### [YOUR INSTRUCTIONS]
Select the lines that contain "презентаций" and copy each of them.

Figure content listings:

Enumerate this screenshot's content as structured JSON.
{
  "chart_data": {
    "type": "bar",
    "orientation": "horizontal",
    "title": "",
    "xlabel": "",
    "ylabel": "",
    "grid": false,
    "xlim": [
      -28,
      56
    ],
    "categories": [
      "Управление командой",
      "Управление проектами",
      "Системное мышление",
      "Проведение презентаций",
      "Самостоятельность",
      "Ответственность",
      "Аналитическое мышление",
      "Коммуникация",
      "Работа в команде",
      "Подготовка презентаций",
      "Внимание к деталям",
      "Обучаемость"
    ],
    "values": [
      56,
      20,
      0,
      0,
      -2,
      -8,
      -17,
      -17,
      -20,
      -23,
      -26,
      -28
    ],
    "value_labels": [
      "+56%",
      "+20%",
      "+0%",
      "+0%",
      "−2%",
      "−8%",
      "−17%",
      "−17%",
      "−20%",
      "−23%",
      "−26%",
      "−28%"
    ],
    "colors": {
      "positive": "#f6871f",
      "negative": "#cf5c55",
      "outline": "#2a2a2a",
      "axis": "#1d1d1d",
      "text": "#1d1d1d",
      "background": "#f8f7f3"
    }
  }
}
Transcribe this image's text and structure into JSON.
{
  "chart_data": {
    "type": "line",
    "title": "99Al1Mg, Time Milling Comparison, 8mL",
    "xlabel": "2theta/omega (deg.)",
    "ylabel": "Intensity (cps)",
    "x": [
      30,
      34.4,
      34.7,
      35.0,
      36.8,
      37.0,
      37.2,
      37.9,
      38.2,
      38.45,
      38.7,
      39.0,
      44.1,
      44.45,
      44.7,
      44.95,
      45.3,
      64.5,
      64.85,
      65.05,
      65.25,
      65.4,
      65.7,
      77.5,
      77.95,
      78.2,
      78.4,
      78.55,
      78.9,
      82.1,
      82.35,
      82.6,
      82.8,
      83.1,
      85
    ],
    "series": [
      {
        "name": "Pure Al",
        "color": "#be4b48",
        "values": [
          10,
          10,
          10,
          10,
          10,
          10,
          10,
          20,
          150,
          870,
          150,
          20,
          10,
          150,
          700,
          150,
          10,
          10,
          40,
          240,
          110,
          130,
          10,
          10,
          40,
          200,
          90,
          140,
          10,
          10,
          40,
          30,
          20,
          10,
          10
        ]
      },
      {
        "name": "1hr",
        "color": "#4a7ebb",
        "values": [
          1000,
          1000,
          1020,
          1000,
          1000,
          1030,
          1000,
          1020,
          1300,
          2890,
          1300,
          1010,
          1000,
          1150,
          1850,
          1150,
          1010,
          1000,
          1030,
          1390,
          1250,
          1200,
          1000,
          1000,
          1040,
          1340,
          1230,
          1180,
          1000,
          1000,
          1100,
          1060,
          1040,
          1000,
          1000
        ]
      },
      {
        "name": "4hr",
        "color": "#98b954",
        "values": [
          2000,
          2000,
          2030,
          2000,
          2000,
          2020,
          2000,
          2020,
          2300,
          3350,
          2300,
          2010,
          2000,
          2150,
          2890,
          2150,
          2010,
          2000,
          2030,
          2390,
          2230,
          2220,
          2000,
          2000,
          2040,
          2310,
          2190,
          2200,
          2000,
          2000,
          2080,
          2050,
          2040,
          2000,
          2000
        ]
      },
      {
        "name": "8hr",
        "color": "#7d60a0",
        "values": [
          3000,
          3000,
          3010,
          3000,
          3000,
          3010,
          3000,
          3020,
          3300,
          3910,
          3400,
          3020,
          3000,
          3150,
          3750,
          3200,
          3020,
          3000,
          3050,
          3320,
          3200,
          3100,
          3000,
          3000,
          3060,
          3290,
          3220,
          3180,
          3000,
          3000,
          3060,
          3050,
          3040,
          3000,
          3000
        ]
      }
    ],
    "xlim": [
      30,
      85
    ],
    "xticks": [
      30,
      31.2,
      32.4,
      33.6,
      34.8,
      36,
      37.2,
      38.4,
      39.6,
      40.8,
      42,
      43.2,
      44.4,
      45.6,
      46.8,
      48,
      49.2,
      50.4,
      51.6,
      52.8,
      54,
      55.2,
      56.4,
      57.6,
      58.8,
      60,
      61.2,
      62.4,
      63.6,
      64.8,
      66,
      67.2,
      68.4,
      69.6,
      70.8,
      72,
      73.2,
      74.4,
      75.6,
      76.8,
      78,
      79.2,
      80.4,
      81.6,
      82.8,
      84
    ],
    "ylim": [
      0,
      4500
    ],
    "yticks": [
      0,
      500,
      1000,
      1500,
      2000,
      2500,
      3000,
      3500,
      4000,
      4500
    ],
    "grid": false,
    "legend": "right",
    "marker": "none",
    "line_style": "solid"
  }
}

### [EXPECTED OUTPUT]
      "Проведение презентаций",
      "Подготовка презентаций",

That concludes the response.